-------- EXTRACTED DATA --------
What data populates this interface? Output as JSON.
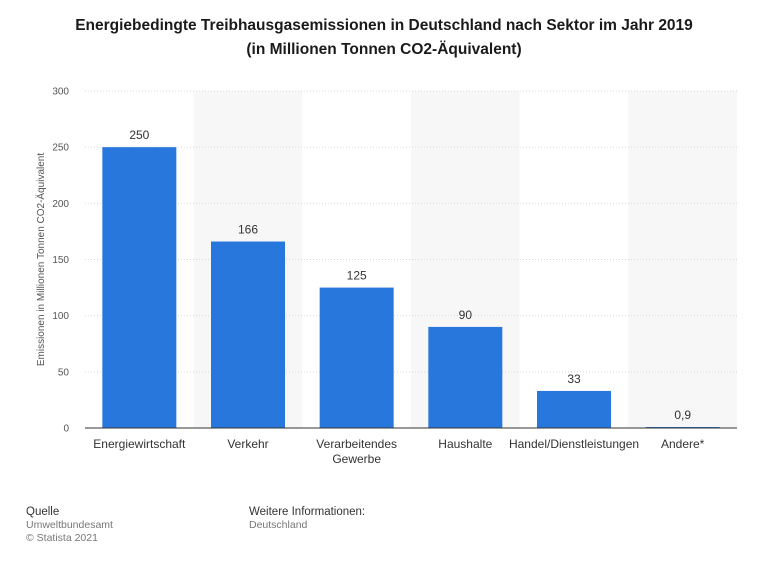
{
  "title_line1": "Energiebedingte Treibhausgasemissionen in Deutschland nach Sektor im Jahr 2019",
  "title_line2": "(in Millionen Tonnen CO2-Äquivalent)",
  "footer": {
    "source_heading": "Quelle",
    "source_name": "Umweltbundesamt",
    "copyright": "© Statista 2021",
    "info_heading": "Weitere Informationen:",
    "info_value": "Deutschland"
  },
  "colors": {
    "bar": "#2877dd",
    "band": "#f7f7f7",
    "grid": "#d9d9d9"
  },
  "chart_data": {
    "type": "bar",
    "title": "Energiebedingte Treibhausgasemissionen in Deutschland nach Sektor im Jahr 2019 (in Millionen Tonnen CO2-Äquivalent)",
    "ylabel": "Emissionen in Millionen Tonnen CO2-Äquivalent",
    "xlabel": "",
    "categories": [
      [
        "Energiewirtschaft"
      ],
      [
        "Verkehr"
      ],
      [
        "Verarbeitendes",
        "Gewerbe"
      ],
      [
        "Haushalte"
      ],
      [
        "Handel/Dienstleistungen"
      ],
      [
        "Andere*"
      ]
    ],
    "values": [
      250,
      166,
      125,
      90,
      33,
      0.9
    ],
    "value_labels": [
      "250",
      "166",
      "125",
      "90",
      "33",
      "0,9"
    ],
    "ylim": [
      0,
      300
    ],
    "yticks": [
      0,
      50,
      100,
      150,
      200,
      250,
      300
    ],
    "grid": true
  }
}
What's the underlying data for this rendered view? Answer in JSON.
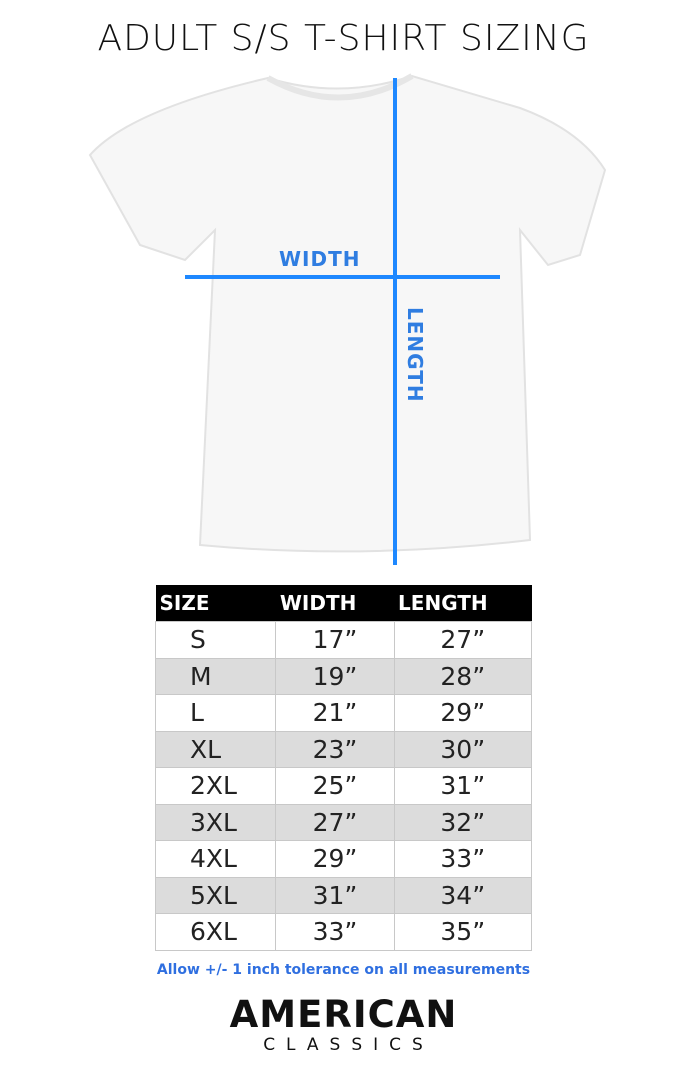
{
  "title": "ADULT S/S T-SHIRT SIZING",
  "diagram": {
    "width_label": "WIDTH",
    "length_label": "LENGTH",
    "line_color": "#1e88ff",
    "label_color": "#2f7de1"
  },
  "table": {
    "headers": [
      "SIZE",
      "WIDTH",
      "LENGTH"
    ],
    "rows": [
      [
        "S",
        "17”",
        "27”"
      ],
      [
        "M",
        "19”",
        "28”"
      ],
      [
        "L",
        "21”",
        "29”"
      ],
      [
        "XL",
        "23”",
        "30”"
      ],
      [
        "2XL",
        "25”",
        "31”"
      ],
      [
        "3XL",
        "27”",
        "32”"
      ],
      [
        "4XL",
        "29”",
        "33”"
      ],
      [
        "5XL",
        "31”",
        "34”"
      ],
      [
        "6XL",
        "33”",
        "35”"
      ]
    ]
  },
  "note": "Allow +/- 1 inch tolerance on all measurements",
  "logo": {
    "line1": "AMERICAN",
    "line2": "CLASSICS"
  }
}
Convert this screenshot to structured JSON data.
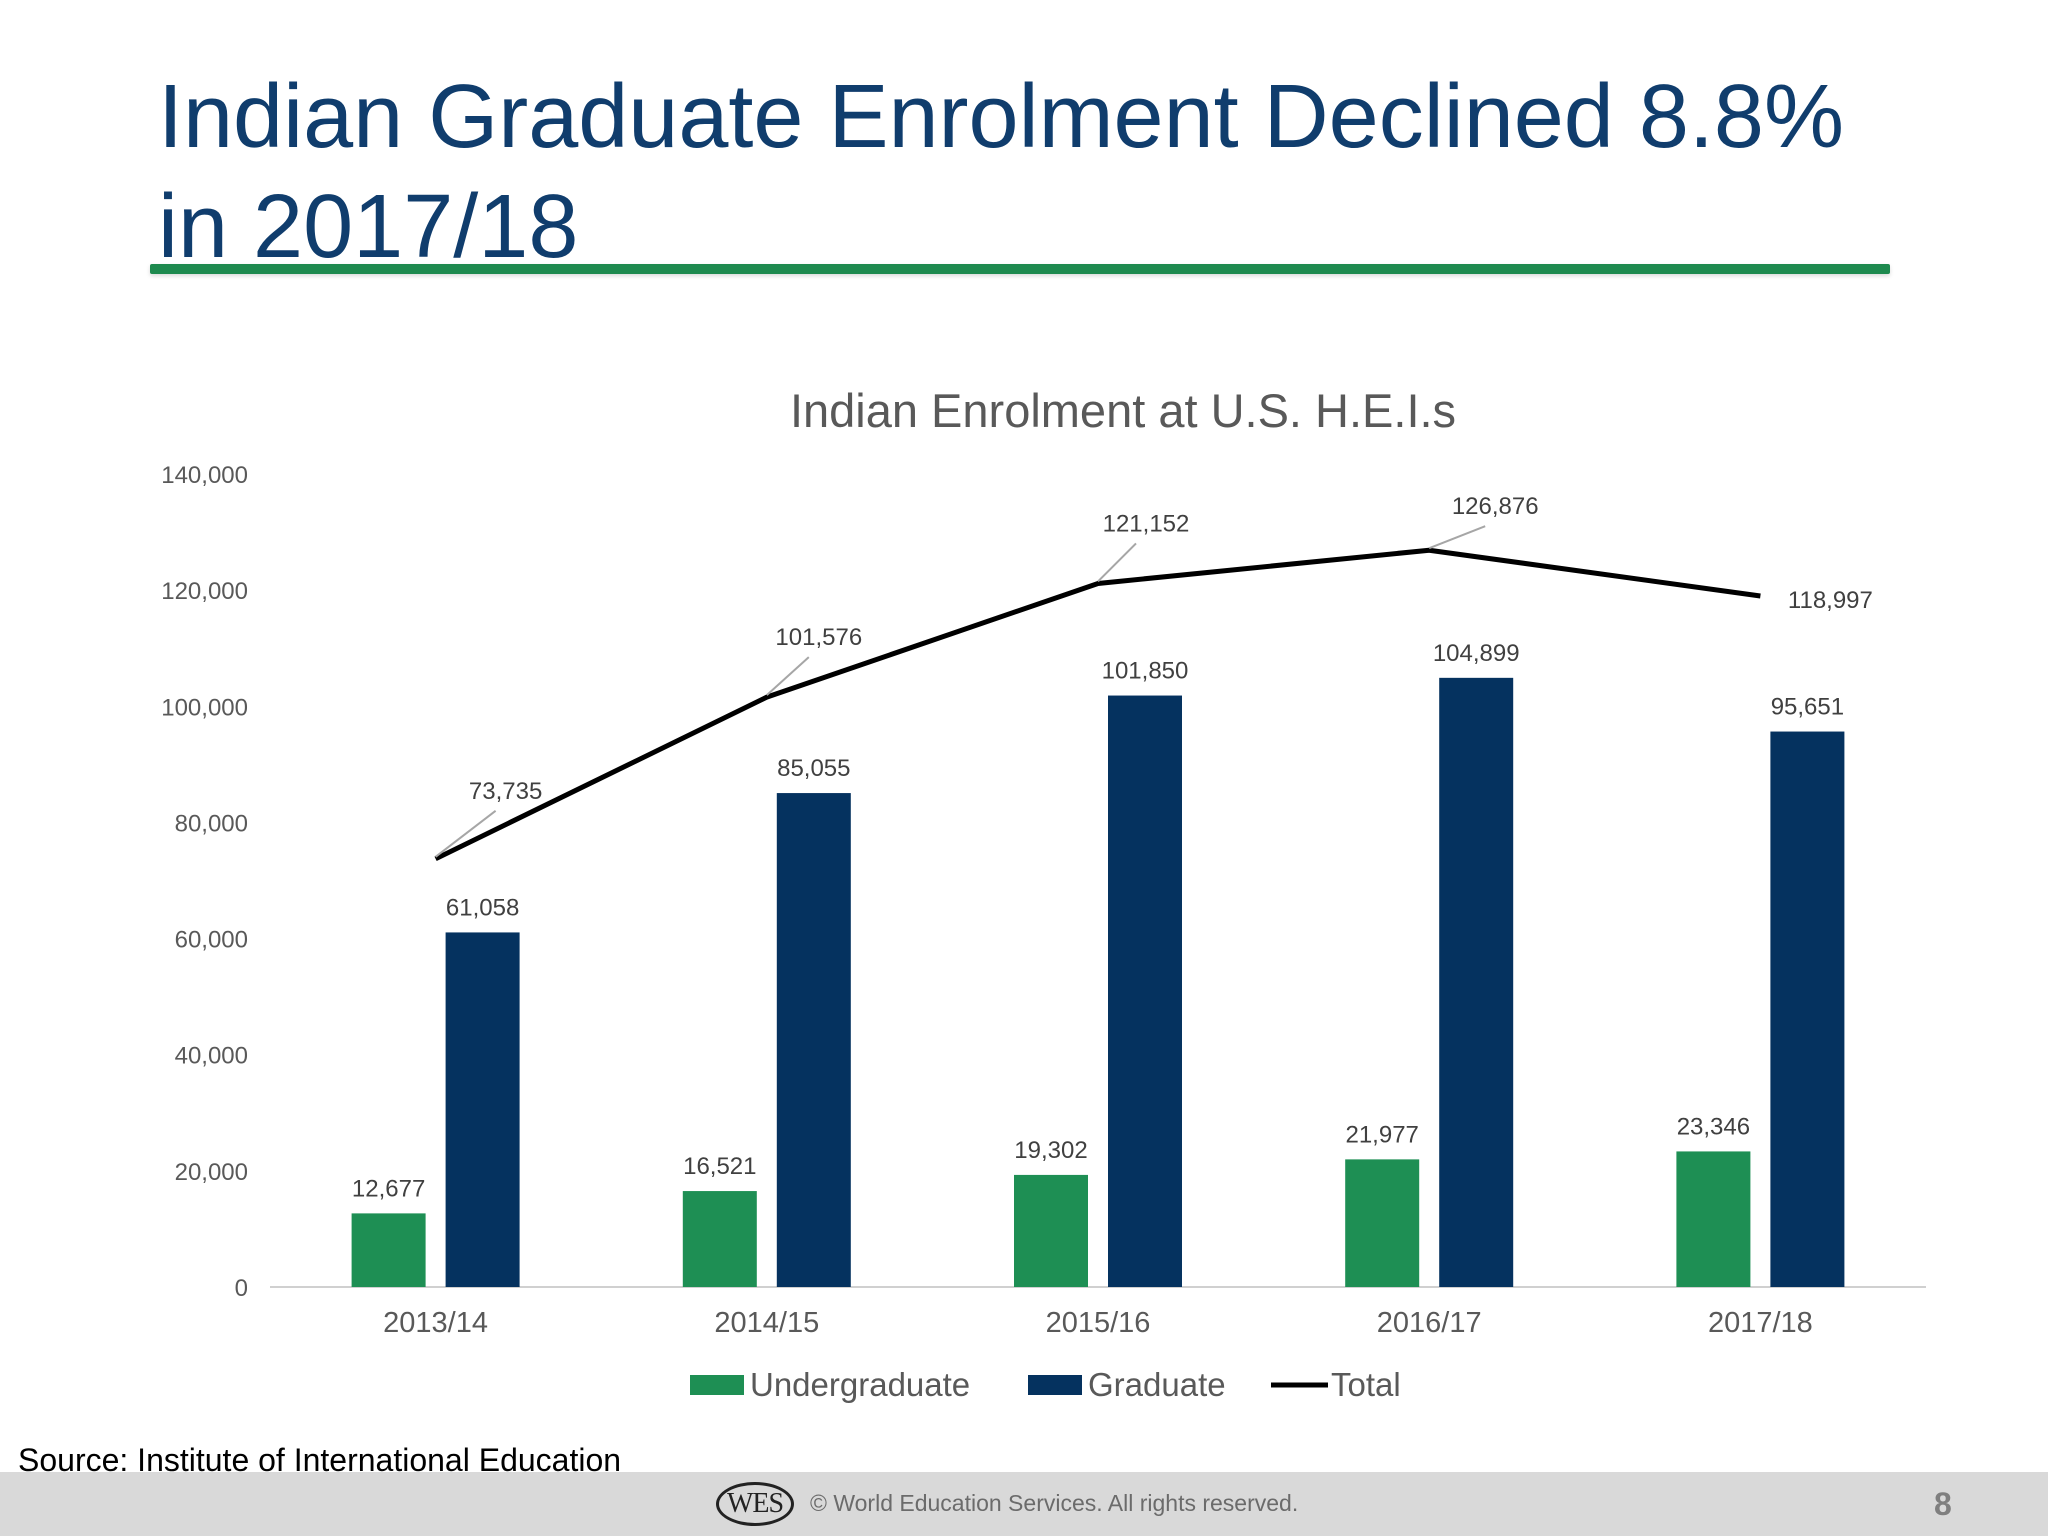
{
  "slide": {
    "title": "Indian Graduate Enrolment Declined 8.8% in 2017/18",
    "source": "Source: Institute of International Education",
    "logo": "WES",
    "copyright": "© World Education Services. All rights reserved.",
    "page_number": "8"
  },
  "colors": {
    "title": "#103d6d",
    "rule": "#1e8a4f",
    "undergraduate": "#1e8f54",
    "graduate": "#05325f",
    "total": "#000000"
  },
  "chart_data": {
    "type": "bar",
    "title": "Indian Enrolment at U.S. H.E.I.s",
    "categories": [
      "2013/14",
      "2014/15",
      "2015/16",
      "2016/17",
      "2017/18"
    ],
    "series": [
      {
        "name": "Undergraduate",
        "kind": "bar",
        "values": [
          12677,
          16521,
          19302,
          21977,
          23346
        ],
        "labels": [
          "12,677",
          "16,521",
          "19,302",
          "21,977",
          "23,346"
        ]
      },
      {
        "name": "Graduate",
        "kind": "bar",
        "values": [
          61058,
          85055,
          101850,
          104899,
          95651
        ],
        "labels": [
          "61,058",
          "85,055",
          "101,850",
          "104,899",
          "95,651"
        ]
      },
      {
        "name": "Total",
        "kind": "line",
        "values": [
          73735,
          101576,
          121152,
          126876,
          118997
        ],
        "labels": [
          "73,735",
          "101,576",
          "121,152",
          "126,876",
          "118,997"
        ]
      }
    ],
    "ylim": [
      0,
      140000
    ],
    "yticks": [
      0,
      20000,
      40000,
      60000,
      80000,
      100000,
      120000,
      140000
    ],
    "ytick_labels": [
      "0",
      "20,000",
      "40,000",
      "60,000",
      "80,000",
      "100,000",
      "120,000",
      "140,000"
    ],
    "xlabel": "",
    "ylabel": "",
    "grid": false,
    "legend": "bottom"
  }
}
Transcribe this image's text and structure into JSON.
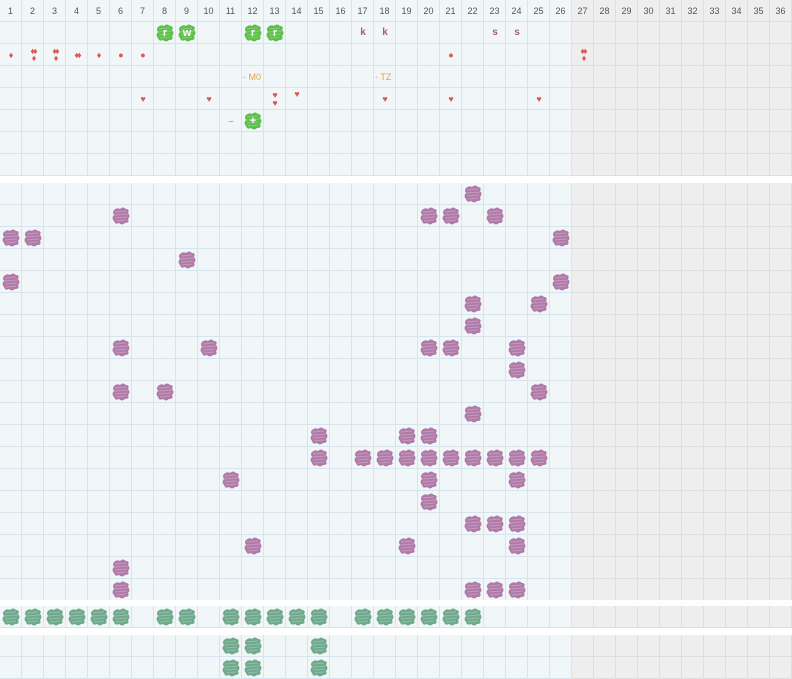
--------
◆ EXERCISE INSTRUCTIONS
Take the listing above and restate it word for word, without its pictures.

◆ RESPONSE FOR THIS EXERCISE
What data populates this interface? Output as JSON.
{
  "title_line1": "Energiebedingte Treibhausgasemissionen in Deutschland nach Sektor im Jahr 2019",
  "title_line2": "(in Millionen Tonnen CO2-Äquivalent)",
  "footer": {
    "source_heading": "Quelle",
    "source_name": "Umweltbundesamt",
    "copyright": "© Statista 2021",
    "info_heading": "Weitere Informationen:",
    "info_value": "Deutschland"
  },
  "colors": {
    "bar": "#2877dd",
    "band": "#f7f7f7",
    "grid": "#d9d9d9"
  },
  "chart_data": {
    "type": "bar",
    "title": "Energiebedingte Treibhausgasemissionen in Deutschland nach Sektor im Jahr 2019 (in Millionen Tonnen CO2-Äquivalent)",
    "ylabel": "Emissionen in Millionen Tonnen CO2-Äquivalent",
    "xlabel": "",
    "categories": [
      [
        "Energiewirtschaft"
      ],
      [
        "Verkehr"
      ],
      [
        "Verarbeitendes",
        "Gewerbe"
      ],
      [
        "Haushalte"
      ],
      [
        "Handel/Dienstleistungen"
      ],
      [
        "Andere*"
      ]
    ],
    "values": [
      250,
      166,
      125,
      90,
      33,
      0.9
    ],
    "value_labels": [
      "250",
      "166",
      "125",
      "90",
      "33",
      "0,9"
    ],
    "ylim": [
      0,
      300
    ],
    "yticks": [
      0,
      50,
      100,
      150,
      200,
      250,
      300
    ],
    "grid": true
  }
}
What's the underlying data for this rendered view? Answer in JSON.
{
  "title": "ADULT S/S T-SHIRT SIZING",
  "diagram": {
    "width_label": "WIDTH",
    "length_label": "LENGTH",
    "line_color": "#1e88ff",
    "label_color": "#2f7de1"
  },
  "table": {
    "headers": [
      "SIZE",
      "WIDTH",
      "LENGTH"
    ],
    "rows": [
      [
        "S",
        "17”",
        "27”"
      ],
      [
        "M",
        "19”",
        "28”"
      ],
      [
        "L",
        "21”",
        "29”"
      ],
      [
        "XL",
        "23”",
        "30”"
      ],
      [
        "2XL",
        "25”",
        "31”"
      ],
      [
        "3XL",
        "27”",
        "32”"
      ],
      [
        "4XL",
        "29”",
        "33”"
      ],
      [
        "5XL",
        "31”",
        "34”"
      ],
      [
        "6XL",
        "33”",
        "35”"
      ]
    ]
  },
  "note": "Allow +/- 1 inch tolerance on all measurements",
  "logo": {
    "line1": "AMERICAN",
    "line2": "CLASSICS"
  }
}
Convert this screenshot to structured JSON data.
{
  "slide": {
    "title": "Indian Graduate Enrolment Declined 8.8% in 2017/18",
    "source": "Source: Institute of International Education",
    "logo": "WES",
    "copyright": "© World Education Services. All rights reserved.",
    "page_number": "8"
  },
  "colors": {
    "title": "#103d6d",
    "rule": "#1e8a4f",
    "undergraduate": "#1e8f54",
    "graduate": "#05325f",
    "total": "#000000"
  },
  "chart_data": {
    "type": "bar",
    "title": "Indian Enrolment at U.S. H.E.I.s",
    "categories": [
      "2013/14",
      "2014/15",
      "2015/16",
      "2016/17",
      "2017/18"
    ],
    "series": [
      {
        "name": "Undergraduate",
        "kind": "bar",
        "values": [
          12677,
          16521,
          19302,
          21977,
          23346
        ],
        "labels": [
          "12,677",
          "16,521",
          "19,302",
          "21,977",
          "23,346"
        ]
      },
      {
        "name": "Graduate",
        "kind": "bar",
        "values": [
          61058,
          85055,
          101850,
          104899,
          95651
        ],
        "labels": [
          "61,058",
          "85,055",
          "101,850",
          "104,899",
          "95,651"
        ]
      },
      {
        "name": "Total",
        "kind": "line",
        "values": [
          73735,
          101576,
          121152,
          126876,
          118997
        ],
        "labels": [
          "73,735",
          "101,576",
          "121,152",
          "126,876",
          "118,997"
        ]
      }
    ],
    "ylim": [
      0,
      140000
    ],
    "yticks": [
      0,
      20000,
      40000,
      60000,
      80000,
      100000,
      120000,
      140000
    ],
    "ytick_labels": [
      "0",
      "20,000",
      "40,000",
      "60,000",
      "80,000",
      "100,000",
      "120,000",
      "140,000"
    ],
    "xlabel": "",
    "ylabel": "",
    "grid": false,
    "legend": "bottom"
  }
}
Transcribe this image's text and structure into JSON.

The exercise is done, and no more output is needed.